## Begin Exercise material

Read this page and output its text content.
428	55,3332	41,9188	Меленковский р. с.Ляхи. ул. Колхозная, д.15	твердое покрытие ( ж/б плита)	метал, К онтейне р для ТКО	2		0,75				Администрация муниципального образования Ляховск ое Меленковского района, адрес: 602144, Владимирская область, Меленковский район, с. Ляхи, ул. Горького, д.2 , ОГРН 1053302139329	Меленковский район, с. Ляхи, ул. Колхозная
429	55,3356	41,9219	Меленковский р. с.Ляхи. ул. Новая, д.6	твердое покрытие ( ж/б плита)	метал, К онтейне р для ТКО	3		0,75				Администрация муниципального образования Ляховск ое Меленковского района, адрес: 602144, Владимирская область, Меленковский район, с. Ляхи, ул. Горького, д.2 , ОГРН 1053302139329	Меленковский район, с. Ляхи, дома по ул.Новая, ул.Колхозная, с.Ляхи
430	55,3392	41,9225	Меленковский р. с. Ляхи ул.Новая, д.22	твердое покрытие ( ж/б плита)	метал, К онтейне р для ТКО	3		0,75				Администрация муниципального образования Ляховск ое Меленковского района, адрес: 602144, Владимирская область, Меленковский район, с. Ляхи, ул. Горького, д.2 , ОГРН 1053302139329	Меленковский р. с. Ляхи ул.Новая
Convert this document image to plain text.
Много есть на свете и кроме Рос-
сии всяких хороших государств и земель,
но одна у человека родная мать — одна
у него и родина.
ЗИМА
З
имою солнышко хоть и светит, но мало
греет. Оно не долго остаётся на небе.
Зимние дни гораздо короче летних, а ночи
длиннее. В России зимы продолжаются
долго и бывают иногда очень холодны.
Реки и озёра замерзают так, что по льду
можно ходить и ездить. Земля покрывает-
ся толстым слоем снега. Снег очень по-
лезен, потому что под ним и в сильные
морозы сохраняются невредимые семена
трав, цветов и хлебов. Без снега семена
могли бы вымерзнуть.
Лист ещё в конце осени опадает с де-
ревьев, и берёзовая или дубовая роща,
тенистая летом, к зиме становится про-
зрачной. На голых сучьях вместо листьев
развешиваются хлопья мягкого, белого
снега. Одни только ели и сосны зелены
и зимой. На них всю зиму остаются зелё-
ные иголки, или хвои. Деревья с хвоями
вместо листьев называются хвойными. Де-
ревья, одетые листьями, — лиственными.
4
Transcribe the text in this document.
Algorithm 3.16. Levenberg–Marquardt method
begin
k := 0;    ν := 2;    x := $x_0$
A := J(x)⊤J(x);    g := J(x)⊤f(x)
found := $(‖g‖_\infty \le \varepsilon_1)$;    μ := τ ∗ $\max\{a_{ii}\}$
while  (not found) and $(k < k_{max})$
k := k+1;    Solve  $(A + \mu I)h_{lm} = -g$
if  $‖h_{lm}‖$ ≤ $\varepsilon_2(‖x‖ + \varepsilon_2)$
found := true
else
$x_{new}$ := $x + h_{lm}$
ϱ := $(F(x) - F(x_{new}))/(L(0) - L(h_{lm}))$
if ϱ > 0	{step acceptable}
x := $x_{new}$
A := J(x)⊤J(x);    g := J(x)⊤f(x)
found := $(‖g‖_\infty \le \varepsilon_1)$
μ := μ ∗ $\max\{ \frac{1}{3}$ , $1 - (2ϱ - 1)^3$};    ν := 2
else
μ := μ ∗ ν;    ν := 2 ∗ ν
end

## End Exercise material

▶ Aim
Filter the listing above for the string "адрес" and copy every matching line.

▶ Solution
428	55,3332	41,9188	Меленковский р. с.Ляхи. ул. Колхозная, д.15	твердое покрытие ( ж/б плита)	метал, К онтейне р для ТКО	2		0,75				Администрация муниципального образования Ляховск ое Меленковского района, адрес: 602144, Владимирская область, Меленковский район, с. Ляхи, ул. Горького, д.2 , ОГРН 1053302139329	Меленковский район, с. Ляхи, ул. Колхозная
429	55,3356	41,9219	Меленковский р. с.Ляхи. ул. Новая, д.6	твердое покрытие ( ж/б плита)	метал, К онтейне р для ТКО	3		0,75				Администрация муниципального образования Ляховск ое Меленковского района, адрес: 602144, Владимирская область, Меленковский район, с. Ляхи, ул. Горького, д.2 , ОГРН 1053302139329	Меленковский район, с. Ляхи, дома по ул.Новая, ул.Колхозная, с.Ляхи
430	55,3392	41,9225	Меленковский р. с. Ляхи ул.Новая, д.22	твердое покрытие ( ж/б плита)	метал, К онтейне р для ТКО	3		0,75				Администрация муниципального образования Ляховск ое Меленковского района, адрес: 602144, Владимирская область, Меленковский район, с. Ляхи, ул. Горького, д.2 , ОГРН 1053302139329	Меленковский р. с. Ляхи ул.Новая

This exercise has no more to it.